[Part of a data file]
┄┄┄┄┄┄┄┄┄┄

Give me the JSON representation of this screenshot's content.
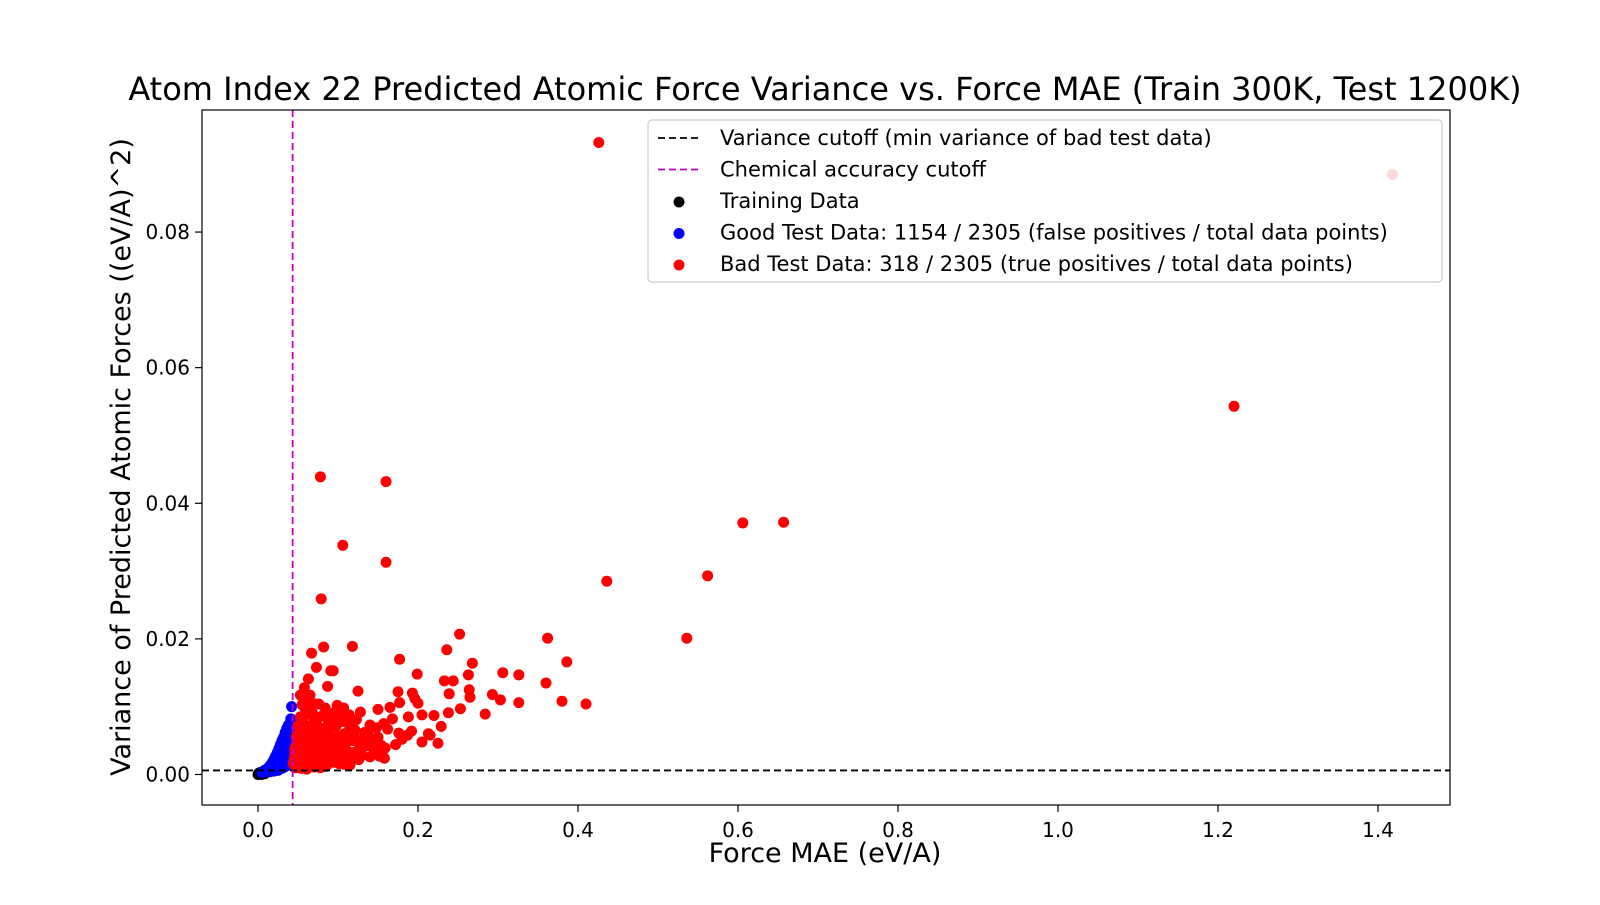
{
  "chart_data": {
    "type": "scatter",
    "title": "Atom Index 22 Predicted Atomic Force Variance vs. Force MAE (Train 300K, Test 1200K)",
    "xlabel": "Force MAE (eV/A)",
    "ylabel": "Variance of Predicted Atomic Forces ((eV/A)^2)",
    "xlim": [
      -0.07,
      1.49
    ],
    "ylim": [
      -0.0045,
      0.098
    ],
    "xticks": [
      0.0,
      0.2,
      0.4,
      0.6,
      0.8,
      1.0,
      1.2,
      1.4
    ],
    "xtick_labels": [
      "0.0",
      "0.2",
      "0.4",
      "0.6",
      "0.8",
      "1.0",
      "1.2",
      "1.4"
    ],
    "yticks": [
      0.0,
      0.02,
      0.04,
      0.06,
      0.08
    ],
    "ytick_labels": [
      "0.00",
      "0.02",
      "0.04",
      "0.06",
      "0.08"
    ],
    "grid": false,
    "legend_position": "top-right",
    "reference_lines": [
      {
        "name": "Variance cutoff (min variance of bad test data)",
        "orientation": "horizontal",
        "value": 0.0006,
        "color": "#000000",
        "style": "dashed"
      },
      {
        "name": "Chemical accuracy cutoff",
        "orientation": "vertical",
        "value": 0.0433,
        "color": "#c000c0",
        "style": "dashed"
      }
    ],
    "series": [
      {
        "name": "Training Data",
        "color": "#000000",
        "points": [
          [
            0.0,
            0.0
          ],
          [
            0.002,
            0.0001
          ],
          [
            0.004,
            0.0
          ],
          [
            0.006,
            0.0002
          ],
          [
            0.003,
            0.0003
          ],
          [
            0.008,
            0.0001
          ],
          [
            0.001,
            0.0002
          ],
          [
            0.005,
            0.0001
          ],
          [
            0.007,
            0.0003
          ],
          [
            0.009,
            0.0002
          ]
        ]
      },
      {
        "name": "Good Test Data: 1154 / 2305 (false positives / total data points)",
        "color": "#0000ff",
        "points": [
          [
            0.005,
            0.0003
          ],
          [
            0.008,
            0.0006
          ],
          [
            0.01,
            0.0004
          ],
          [
            0.012,
            0.0009
          ],
          [
            0.014,
            0.0007
          ],
          [
            0.015,
            0.0013
          ],
          [
            0.017,
            0.001
          ],
          [
            0.018,
            0.0018
          ],
          [
            0.019,
            0.0015
          ],
          [
            0.02,
            0.0022
          ],
          [
            0.021,
            0.0012
          ],
          [
            0.022,
            0.0027
          ],
          [
            0.023,
            0.0019
          ],
          [
            0.024,
            0.0032
          ],
          [
            0.025,
            0.0025
          ],
          [
            0.026,
            0.0038
          ],
          [
            0.027,
            0.0021
          ],
          [
            0.028,
            0.0044
          ],
          [
            0.029,
            0.0034
          ],
          [
            0.03,
            0.005
          ],
          [
            0.031,
            0.0029
          ],
          [
            0.032,
            0.0055
          ],
          [
            0.033,
            0.0041
          ],
          [
            0.034,
            0.0062
          ],
          [
            0.035,
            0.0047
          ],
          [
            0.036,
            0.0068
          ],
          [
            0.037,
            0.0036
          ],
          [
            0.038,
            0.0073
          ],
          [
            0.039,
            0.0053
          ],
          [
            0.04,
            0.006
          ],
          [
            0.041,
            0.0082
          ],
          [
            0.042,
            0.0045
          ],
          [
            0.036,
            0.0013
          ],
          [
            0.03,
            0.0009
          ],
          [
            0.025,
            0.0006
          ],
          [
            0.04,
            0.0016
          ],
          [
            0.033,
            0.0011
          ],
          [
            0.028,
            0.0016
          ],
          [
            0.038,
            0.0027
          ],
          [
            0.042,
            0.01
          ],
          [
            0.041,
            0.0067
          ],
          [
            0.037,
            0.0058
          ],
          [
            0.034,
            0.003
          ],
          [
            0.039,
            0.004
          ],
          [
            0.043,
            0.003
          ],
          [
            0.02,
            0.0005
          ],
          [
            0.015,
            0.0004
          ],
          [
            0.032,
            0.0022
          ]
        ]
      },
      {
        "name": "Bad Test Data: 318 / 2305 (true positives / total data points)",
        "color": "#ff0000",
        "points": [
          [
            0.426,
            0.0932
          ],
          [
            1.418,
            0.0885
          ],
          [
            1.22,
            0.0543
          ],
          [
            0.078,
            0.0439
          ],
          [
            0.16,
            0.0432
          ],
          [
            0.106,
            0.0338
          ],
          [
            0.16,
            0.0313
          ],
          [
            0.079,
            0.0259
          ],
          [
            0.606,
            0.0371
          ],
          [
            0.657,
            0.0372
          ],
          [
            0.562,
            0.0293
          ],
          [
            0.436,
            0.0285
          ],
          [
            0.536,
            0.0201
          ],
          [
            0.252,
            0.0207
          ],
          [
            0.362,
            0.0201
          ],
          [
            0.236,
            0.0184
          ],
          [
            0.082,
            0.0188
          ],
          [
            0.118,
            0.0189
          ],
          [
            0.067,
            0.0179
          ],
          [
            0.177,
            0.017
          ],
          [
            0.268,
            0.0164
          ],
          [
            0.386,
            0.0166
          ],
          [
            0.073,
            0.0158
          ],
          [
            0.091,
            0.0153
          ],
          [
            0.094,
            0.0153
          ],
          [
            0.199,
            0.0148
          ],
          [
            0.306,
            0.015
          ],
          [
            0.326,
            0.0147
          ],
          [
            0.263,
            0.0147
          ],
          [
            0.233,
            0.0138
          ],
          [
            0.244,
            0.0138
          ],
          [
            0.36,
            0.0135
          ],
          [
            0.063,
            0.0141
          ],
          [
            0.058,
            0.0128
          ],
          [
            0.087,
            0.013
          ],
          [
            0.125,
            0.0123
          ],
          [
            0.175,
            0.0122
          ],
          [
            0.193,
            0.012
          ],
          [
            0.264,
            0.0125
          ],
          [
            0.239,
            0.0119
          ],
          [
            0.265,
            0.0114
          ],
          [
            0.293,
            0.0118
          ],
          [
            0.303,
            0.011
          ],
          [
            0.326,
            0.0106
          ],
          [
            0.38,
            0.0108
          ],
          [
            0.41,
            0.0104
          ],
          [
            0.053,
            0.0117
          ],
          [
            0.06,
            0.011
          ],
          [
            0.068,
            0.0105
          ],
          [
            0.076,
            0.0104
          ],
          [
            0.084,
            0.0098
          ],
          [
            0.099,
            0.0102
          ],
          [
            0.107,
            0.0098
          ],
          [
            0.114,
            0.0088
          ],
          [
            0.128,
            0.0092
          ],
          [
            0.15,
            0.0096
          ],
          [
            0.165,
            0.0099
          ],
          [
            0.177,
            0.0106
          ],
          [
            0.196,
            0.0112
          ],
          [
            0.2,
            0.0105
          ],
          [
            0.188,
            0.0085
          ],
          [
            0.205,
            0.0088
          ],
          [
            0.22,
            0.0087
          ],
          [
            0.238,
            0.0091
          ],
          [
            0.253,
            0.0097
          ],
          [
            0.284,
            0.0089
          ],
          [
            0.053,
            0.0085
          ],
          [
            0.06,
            0.0088
          ],
          [
            0.068,
            0.0091
          ],
          [
            0.073,
            0.008
          ],
          [
            0.088,
            0.0075
          ],
          [
            0.095,
            0.0083
          ],
          [
            0.104,
            0.0078
          ],
          [
            0.115,
            0.007
          ],
          [
            0.121,
            0.0066
          ],
          [
            0.133,
            0.0062
          ],
          [
            0.148,
            0.0069
          ],
          [
            0.157,
            0.0075
          ],
          [
            0.162,
            0.0067
          ],
          [
            0.176,
            0.0061
          ],
          [
            0.18,
            0.0052
          ],
          [
            0.187,
            0.0058
          ],
          [
            0.205,
            0.0048
          ],
          [
            0.225,
            0.0046
          ],
          [
            0.05,
            0.0072
          ],
          [
            0.057,
            0.0066
          ],
          [
            0.064,
            0.0071
          ],
          [
            0.07,
            0.0063
          ],
          [
            0.078,
            0.0057
          ],
          [
            0.086,
            0.006
          ],
          [
            0.094,
            0.0053
          ],
          [
            0.101,
            0.0056
          ],
          [
            0.109,
            0.0049
          ],
          [
            0.118,
            0.005
          ],
          [
            0.127,
            0.0044
          ],
          [
            0.135,
            0.0042
          ],
          [
            0.145,
            0.0037
          ],
          [
            0.155,
            0.0032
          ],
          [
            0.158,
            0.0024
          ],
          [
            0.048,
            0.0055
          ],
          [
            0.055,
            0.0049
          ],
          [
            0.062,
            0.0046
          ],
          [
            0.069,
            0.0043
          ],
          [
            0.076,
            0.0039
          ],
          [
            0.083,
            0.0036
          ],
          [
            0.09,
            0.0034
          ],
          [
            0.097,
            0.0031
          ],
          [
            0.104,
            0.0029
          ],
          [
            0.111,
            0.0027
          ],
          [
            0.119,
            0.0025
          ],
          [
            0.126,
            0.0022
          ],
          [
            0.046,
            0.0038
          ],
          [
            0.052,
            0.0034
          ],
          [
            0.058,
            0.003
          ],
          [
            0.065,
            0.0027
          ],
          [
            0.072,
            0.0024
          ],
          [
            0.079,
            0.0021
          ],
          [
            0.086,
            0.0019
          ],
          [
            0.094,
            0.0018
          ],
          [
            0.101,
            0.0016
          ],
          [
            0.108,
            0.0015
          ],
          [
            0.115,
            0.0014
          ],
          [
            0.045,
            0.0022
          ],
          [
            0.05,
            0.0018
          ],
          [
            0.056,
            0.0015
          ],
          [
            0.063,
            0.0013
          ],
          [
            0.07,
            0.0011
          ],
          [
            0.078,
            0.001
          ],
          [
            0.085,
            0.0012
          ],
          [
            0.047,
            0.001
          ],
          [
            0.054,
            0.0009
          ],
          [
            0.061,
            0.0008
          ],
          [
            0.049,
            0.0026
          ],
          [
            0.057,
            0.0021
          ],
          [
            0.067,
            0.0034
          ],
          [
            0.074,
            0.0029
          ],
          [
            0.081,
            0.0044
          ],
          [
            0.092,
            0.004
          ],
          [
            0.099,
            0.0045
          ],
          [
            0.11,
            0.0037
          ],
          [
            0.122,
            0.0033
          ],
          [
            0.13,
            0.0028
          ],
          [
            0.14,
            0.0026
          ],
          [
            0.061,
            0.0058
          ],
          [
            0.066,
            0.0052
          ],
          [
            0.072,
            0.0049
          ],
          [
            0.08,
            0.0068
          ],
          [
            0.089,
            0.0064
          ],
          [
            0.097,
            0.007
          ],
          [
            0.108,
            0.006
          ],
          [
            0.116,
            0.0057
          ],
          [
            0.052,
            0.0063
          ],
          [
            0.056,
            0.0079
          ],
          [
            0.059,
            0.0097
          ],
          [
            0.064,
            0.0093
          ],
          [
            0.071,
            0.0083
          ],
          [
            0.08,
            0.0086
          ],
          [
            0.088,
            0.009
          ],
          [
            0.112,
            0.0076
          ],
          [
            0.123,
            0.0081
          ],
          [
            0.14,
            0.0073
          ],
          [
            0.048,
            0.0044
          ],
          [
            0.053,
            0.004
          ],
          [
            0.046,
            0.003
          ],
          [
            0.051,
            0.0012
          ],
          [
            0.044,
            0.0016
          ],
          [
            0.058,
            0.0037
          ],
          [
            0.063,
            0.002
          ],
          [
            0.068,
            0.0017
          ],
          [
            0.076,
            0.0015
          ],
          [
            0.083,
            0.0028
          ],
          [
            0.09,
            0.0024
          ],
          [
            0.103,
            0.0022
          ],
          [
            0.112,
            0.0019
          ],
          [
            0.118,
            0.0032
          ],
          [
            0.128,
            0.0036
          ],
          [
            0.136,
            0.0048
          ],
          [
            0.144,
            0.0052
          ],
          [
            0.168,
            0.0082
          ],
          [
            0.213,
            0.006
          ],
          [
            0.172,
            0.0044
          ],
          [
            0.192,
            0.0064
          ],
          [
            0.215,
            0.0058
          ],
          [
            0.229,
            0.0071
          ],
          [
            0.082,
            0.0047
          ],
          [
            0.094,
            0.0049
          ],
          [
            0.086,
            0.0026
          ],
          [
            0.101,
            0.0041
          ],
          [
            0.12,
            0.0056
          ],
          [
            0.131,
            0.0051
          ],
          [
            0.07,
            0.0077
          ],
          [
            0.075,
            0.0071
          ],
          [
            0.065,
            0.0117
          ],
          [
            0.055,
            0.0103
          ],
          [
            0.097,
            0.0093
          ],
          [
            0.105,
            0.0087
          ],
          [
            0.138,
            0.0064
          ],
          [
            0.15,
            0.0055
          ],
          [
            0.154,
            0.0043
          ],
          [
            0.159,
            0.0039
          ],
          [
            0.146,
            0.0031
          ],
          [
            0.152,
            0.0027
          ]
        ]
      }
    ]
  }
}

┄┄┄┄┄┄┄┄┄┄

● **Task to complete**:
Extract all lines of the records above that include "color".

● **Final result**:
        "color": "#000000",
        "color": "#c000c0",
        "color": "#000000",
        "color": "#0000ff",
        "color": "#ff0000",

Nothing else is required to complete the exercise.